* _EXERCISE_
Select every line containing the word "name" from the material, and copy those lines.

[Start RECORDS FOR THE TASK]

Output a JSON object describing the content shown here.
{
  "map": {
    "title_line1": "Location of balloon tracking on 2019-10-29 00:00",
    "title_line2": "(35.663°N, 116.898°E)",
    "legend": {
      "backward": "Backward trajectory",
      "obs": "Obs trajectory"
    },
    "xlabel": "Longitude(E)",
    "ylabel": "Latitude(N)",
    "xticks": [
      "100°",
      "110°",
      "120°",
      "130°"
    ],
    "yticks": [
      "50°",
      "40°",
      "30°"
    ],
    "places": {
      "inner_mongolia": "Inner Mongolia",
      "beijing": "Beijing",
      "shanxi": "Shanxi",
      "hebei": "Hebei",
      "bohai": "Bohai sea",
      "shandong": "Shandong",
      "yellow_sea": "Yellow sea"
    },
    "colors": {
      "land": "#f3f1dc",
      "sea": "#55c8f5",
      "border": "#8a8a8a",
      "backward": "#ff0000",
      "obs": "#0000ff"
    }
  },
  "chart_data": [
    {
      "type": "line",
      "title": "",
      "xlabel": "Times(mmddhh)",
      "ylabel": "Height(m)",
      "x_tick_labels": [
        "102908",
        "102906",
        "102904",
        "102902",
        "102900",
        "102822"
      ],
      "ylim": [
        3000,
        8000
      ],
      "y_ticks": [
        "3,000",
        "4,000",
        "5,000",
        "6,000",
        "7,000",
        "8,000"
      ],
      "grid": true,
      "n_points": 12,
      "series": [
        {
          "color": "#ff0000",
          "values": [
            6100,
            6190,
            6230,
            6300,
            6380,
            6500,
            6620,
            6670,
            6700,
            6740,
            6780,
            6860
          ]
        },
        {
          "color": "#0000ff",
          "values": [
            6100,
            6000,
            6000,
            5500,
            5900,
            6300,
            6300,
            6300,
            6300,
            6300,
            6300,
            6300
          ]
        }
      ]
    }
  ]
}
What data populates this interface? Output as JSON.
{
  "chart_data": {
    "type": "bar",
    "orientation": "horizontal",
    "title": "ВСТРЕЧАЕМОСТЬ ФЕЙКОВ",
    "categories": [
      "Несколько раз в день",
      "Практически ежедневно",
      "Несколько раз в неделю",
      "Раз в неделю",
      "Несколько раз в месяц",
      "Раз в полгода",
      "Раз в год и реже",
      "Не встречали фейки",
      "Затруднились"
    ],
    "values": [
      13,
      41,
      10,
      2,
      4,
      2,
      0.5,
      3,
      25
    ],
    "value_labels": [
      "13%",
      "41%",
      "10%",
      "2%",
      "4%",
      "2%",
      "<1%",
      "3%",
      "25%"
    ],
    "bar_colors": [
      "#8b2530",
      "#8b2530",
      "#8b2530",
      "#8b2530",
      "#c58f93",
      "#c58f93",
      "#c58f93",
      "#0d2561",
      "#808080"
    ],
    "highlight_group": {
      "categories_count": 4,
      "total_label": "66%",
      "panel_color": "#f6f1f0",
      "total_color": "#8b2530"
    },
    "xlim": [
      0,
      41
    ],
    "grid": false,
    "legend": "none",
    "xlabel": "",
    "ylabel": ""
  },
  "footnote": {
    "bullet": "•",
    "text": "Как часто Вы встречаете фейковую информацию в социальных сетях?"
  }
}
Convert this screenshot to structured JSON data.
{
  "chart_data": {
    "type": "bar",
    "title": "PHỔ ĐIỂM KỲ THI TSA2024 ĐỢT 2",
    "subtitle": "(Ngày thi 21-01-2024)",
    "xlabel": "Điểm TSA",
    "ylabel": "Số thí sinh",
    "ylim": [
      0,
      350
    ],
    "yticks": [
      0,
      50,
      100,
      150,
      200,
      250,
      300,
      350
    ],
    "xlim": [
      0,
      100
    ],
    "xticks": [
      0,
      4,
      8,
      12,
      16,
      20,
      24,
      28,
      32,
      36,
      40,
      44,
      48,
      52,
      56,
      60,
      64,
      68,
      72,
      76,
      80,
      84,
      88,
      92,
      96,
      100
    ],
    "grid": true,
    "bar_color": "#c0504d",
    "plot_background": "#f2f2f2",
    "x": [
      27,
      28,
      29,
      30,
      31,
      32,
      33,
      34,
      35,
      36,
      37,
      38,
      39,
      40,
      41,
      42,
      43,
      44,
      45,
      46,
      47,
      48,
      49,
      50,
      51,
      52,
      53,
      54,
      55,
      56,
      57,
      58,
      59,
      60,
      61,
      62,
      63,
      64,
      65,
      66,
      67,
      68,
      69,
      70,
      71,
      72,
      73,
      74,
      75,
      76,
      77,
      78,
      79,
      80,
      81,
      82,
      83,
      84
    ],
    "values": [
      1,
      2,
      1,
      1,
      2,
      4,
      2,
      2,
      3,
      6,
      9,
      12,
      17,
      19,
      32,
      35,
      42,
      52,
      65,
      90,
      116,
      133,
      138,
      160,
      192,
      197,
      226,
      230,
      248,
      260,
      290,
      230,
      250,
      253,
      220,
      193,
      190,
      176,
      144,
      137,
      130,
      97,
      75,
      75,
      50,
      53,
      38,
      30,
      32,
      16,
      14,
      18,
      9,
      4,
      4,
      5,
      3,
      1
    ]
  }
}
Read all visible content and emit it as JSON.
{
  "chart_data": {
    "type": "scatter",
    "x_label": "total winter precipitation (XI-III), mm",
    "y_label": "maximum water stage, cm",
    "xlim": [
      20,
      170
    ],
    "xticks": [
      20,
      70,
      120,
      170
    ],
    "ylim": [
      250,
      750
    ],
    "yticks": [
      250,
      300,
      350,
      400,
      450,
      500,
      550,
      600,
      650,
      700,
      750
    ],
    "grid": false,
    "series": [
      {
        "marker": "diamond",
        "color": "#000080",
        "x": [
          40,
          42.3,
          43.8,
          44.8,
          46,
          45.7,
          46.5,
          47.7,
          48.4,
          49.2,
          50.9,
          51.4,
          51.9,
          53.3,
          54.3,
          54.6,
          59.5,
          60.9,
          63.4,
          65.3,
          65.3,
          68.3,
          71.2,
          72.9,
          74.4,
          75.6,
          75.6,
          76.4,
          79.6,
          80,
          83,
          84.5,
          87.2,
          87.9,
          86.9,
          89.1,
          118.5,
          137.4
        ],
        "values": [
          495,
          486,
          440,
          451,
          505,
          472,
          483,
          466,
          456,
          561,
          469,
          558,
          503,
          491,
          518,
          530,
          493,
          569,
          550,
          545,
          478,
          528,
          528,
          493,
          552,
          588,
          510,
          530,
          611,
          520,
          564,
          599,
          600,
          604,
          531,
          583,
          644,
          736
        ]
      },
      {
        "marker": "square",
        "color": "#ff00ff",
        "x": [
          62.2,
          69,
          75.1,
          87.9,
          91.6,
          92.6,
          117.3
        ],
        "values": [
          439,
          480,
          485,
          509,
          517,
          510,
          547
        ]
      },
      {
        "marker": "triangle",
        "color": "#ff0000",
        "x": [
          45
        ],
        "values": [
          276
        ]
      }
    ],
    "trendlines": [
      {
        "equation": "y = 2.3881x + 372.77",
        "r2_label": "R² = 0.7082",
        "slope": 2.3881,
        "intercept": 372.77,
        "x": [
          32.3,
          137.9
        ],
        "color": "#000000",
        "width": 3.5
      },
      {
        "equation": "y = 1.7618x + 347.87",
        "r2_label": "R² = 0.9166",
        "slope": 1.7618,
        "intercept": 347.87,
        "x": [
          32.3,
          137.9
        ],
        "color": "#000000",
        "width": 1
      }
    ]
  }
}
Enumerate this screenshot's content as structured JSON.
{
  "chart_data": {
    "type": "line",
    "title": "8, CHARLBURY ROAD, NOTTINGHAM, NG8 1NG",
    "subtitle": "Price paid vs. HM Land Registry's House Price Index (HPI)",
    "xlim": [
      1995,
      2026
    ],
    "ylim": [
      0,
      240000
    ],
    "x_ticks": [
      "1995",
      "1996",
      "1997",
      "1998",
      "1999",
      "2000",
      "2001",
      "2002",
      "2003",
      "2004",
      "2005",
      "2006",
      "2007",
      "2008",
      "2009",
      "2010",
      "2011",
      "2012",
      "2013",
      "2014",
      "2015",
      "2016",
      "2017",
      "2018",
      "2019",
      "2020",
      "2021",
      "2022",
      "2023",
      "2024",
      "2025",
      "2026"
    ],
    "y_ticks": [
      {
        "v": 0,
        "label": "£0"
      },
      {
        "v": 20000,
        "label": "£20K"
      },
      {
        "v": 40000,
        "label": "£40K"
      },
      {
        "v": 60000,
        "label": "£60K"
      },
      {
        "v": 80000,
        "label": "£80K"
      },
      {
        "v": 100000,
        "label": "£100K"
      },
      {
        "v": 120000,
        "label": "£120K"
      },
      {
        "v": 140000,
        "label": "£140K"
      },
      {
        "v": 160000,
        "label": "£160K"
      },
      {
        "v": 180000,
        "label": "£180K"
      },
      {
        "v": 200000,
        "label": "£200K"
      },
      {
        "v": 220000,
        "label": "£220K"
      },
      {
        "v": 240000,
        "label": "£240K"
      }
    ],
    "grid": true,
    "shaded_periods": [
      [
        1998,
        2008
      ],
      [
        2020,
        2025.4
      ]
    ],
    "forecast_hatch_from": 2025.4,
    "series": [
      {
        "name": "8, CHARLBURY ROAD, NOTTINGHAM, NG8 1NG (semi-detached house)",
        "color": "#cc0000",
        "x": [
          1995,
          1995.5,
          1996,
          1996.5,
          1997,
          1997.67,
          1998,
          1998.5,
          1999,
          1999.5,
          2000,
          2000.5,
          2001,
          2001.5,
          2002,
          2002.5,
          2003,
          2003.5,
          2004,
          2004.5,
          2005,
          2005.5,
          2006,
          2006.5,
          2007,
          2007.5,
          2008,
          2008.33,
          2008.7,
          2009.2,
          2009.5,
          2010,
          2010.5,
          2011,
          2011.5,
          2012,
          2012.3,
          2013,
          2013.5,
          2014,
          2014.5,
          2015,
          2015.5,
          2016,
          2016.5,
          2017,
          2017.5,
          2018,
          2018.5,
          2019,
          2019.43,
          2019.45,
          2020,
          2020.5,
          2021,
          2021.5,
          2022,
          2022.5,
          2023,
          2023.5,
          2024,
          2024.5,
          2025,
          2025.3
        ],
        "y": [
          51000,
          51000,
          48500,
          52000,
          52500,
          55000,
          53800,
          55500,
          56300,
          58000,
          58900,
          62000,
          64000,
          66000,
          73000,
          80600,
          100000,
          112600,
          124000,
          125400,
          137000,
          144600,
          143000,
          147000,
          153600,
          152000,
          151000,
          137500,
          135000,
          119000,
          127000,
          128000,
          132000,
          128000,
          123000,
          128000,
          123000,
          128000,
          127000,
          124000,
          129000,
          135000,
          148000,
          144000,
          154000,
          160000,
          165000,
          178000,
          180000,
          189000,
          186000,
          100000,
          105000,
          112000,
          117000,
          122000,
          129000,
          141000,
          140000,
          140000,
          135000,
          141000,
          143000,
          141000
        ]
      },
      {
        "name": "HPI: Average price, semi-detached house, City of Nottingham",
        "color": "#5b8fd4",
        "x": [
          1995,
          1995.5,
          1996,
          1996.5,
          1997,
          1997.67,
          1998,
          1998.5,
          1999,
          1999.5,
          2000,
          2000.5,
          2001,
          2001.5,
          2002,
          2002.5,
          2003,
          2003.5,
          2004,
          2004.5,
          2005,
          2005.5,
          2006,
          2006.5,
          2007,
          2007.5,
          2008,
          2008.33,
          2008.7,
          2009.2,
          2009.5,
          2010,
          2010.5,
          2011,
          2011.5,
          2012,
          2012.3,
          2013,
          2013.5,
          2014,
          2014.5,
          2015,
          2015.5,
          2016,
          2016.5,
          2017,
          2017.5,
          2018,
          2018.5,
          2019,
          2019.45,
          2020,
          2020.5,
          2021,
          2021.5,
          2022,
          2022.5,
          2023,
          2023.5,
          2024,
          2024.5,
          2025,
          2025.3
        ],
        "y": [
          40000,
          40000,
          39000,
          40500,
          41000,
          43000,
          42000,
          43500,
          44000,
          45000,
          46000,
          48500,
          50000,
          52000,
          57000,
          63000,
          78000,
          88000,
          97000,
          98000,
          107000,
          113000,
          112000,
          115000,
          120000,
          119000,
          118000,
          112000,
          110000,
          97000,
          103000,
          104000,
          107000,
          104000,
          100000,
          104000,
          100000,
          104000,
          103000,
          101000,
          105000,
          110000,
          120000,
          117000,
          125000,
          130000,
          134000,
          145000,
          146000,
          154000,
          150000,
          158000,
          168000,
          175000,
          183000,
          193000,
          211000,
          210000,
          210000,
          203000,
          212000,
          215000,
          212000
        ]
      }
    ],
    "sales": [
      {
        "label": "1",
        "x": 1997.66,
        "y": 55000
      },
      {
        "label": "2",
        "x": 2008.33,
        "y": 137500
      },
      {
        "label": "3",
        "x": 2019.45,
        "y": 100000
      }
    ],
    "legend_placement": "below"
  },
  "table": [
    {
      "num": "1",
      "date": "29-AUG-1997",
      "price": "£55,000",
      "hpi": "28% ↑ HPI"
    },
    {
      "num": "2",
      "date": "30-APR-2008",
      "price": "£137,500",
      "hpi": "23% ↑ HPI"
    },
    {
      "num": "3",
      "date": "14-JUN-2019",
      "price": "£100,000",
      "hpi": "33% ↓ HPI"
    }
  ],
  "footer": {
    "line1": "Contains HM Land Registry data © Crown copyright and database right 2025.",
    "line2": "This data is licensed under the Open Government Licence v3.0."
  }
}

[End RECORDS FOR THE TASK]

* _FINISHED TASK_
        "name": "8, CHARLBURY ROAD, NOTTINGHAM, NG8 1NG (semi-detached house)",
        "name": "HPI: Average price, semi-detached house, City of Nottingham",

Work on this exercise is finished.